(Written task):
Search the records below for the word "volume" and show every line where it occurs.

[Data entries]

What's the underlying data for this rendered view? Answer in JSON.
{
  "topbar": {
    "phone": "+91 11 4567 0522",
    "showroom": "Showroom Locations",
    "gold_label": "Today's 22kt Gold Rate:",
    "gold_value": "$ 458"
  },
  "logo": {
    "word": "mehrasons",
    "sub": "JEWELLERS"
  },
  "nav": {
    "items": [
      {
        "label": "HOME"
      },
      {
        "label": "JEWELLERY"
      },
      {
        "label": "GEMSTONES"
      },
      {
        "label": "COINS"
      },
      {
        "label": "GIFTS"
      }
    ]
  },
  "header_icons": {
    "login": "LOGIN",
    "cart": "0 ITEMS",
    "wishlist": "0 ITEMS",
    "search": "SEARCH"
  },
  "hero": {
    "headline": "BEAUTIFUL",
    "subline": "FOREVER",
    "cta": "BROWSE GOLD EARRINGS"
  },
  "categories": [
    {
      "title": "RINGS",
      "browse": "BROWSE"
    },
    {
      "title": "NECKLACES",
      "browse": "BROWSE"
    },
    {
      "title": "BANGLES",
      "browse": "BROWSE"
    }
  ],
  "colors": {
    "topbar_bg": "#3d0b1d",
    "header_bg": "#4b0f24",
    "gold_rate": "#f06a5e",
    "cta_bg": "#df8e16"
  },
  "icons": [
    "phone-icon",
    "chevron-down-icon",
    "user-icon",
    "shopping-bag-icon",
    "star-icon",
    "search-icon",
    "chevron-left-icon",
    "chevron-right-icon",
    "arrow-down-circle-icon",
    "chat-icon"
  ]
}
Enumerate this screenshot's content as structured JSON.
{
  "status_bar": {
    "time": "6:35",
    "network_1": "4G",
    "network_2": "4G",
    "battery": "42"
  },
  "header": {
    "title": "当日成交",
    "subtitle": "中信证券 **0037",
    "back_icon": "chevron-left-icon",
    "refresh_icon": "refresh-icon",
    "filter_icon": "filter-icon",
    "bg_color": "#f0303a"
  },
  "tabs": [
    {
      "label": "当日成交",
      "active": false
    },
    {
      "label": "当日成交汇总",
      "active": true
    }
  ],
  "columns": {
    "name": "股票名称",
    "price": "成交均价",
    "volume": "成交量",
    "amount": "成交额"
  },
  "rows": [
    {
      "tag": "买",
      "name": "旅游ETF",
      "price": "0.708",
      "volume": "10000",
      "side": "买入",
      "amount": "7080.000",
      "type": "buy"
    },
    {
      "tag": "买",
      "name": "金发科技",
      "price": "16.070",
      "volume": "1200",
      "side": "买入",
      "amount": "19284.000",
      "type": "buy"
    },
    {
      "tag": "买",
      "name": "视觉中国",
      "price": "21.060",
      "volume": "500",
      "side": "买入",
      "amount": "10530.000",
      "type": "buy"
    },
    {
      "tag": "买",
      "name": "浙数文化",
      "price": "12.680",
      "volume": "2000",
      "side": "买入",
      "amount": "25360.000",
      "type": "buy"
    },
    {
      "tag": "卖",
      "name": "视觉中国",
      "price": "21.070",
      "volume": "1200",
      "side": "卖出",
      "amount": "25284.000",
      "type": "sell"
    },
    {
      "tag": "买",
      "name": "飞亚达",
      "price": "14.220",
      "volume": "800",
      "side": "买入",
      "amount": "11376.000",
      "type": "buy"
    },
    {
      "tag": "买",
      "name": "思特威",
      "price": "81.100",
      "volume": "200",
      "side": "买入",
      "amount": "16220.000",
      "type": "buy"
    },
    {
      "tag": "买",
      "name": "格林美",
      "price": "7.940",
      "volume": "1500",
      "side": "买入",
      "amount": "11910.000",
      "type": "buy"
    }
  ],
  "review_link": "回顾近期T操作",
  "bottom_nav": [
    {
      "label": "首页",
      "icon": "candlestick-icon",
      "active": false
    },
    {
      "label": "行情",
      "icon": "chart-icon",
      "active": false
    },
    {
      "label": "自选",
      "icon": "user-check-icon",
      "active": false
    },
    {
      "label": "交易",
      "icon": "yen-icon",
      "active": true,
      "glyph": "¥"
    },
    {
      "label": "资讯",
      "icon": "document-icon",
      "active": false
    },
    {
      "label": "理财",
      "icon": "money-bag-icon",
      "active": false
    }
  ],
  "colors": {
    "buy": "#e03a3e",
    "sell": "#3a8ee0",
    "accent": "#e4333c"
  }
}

(Response to this task):
    "volume": "成交量",
      "volume": "10000",
      "volume": "1200",
      "volume": "500",
      "volume": "2000",
      "volume": "1200",
      "volume": "800",
      "volume": "200",
      "volume": "1500",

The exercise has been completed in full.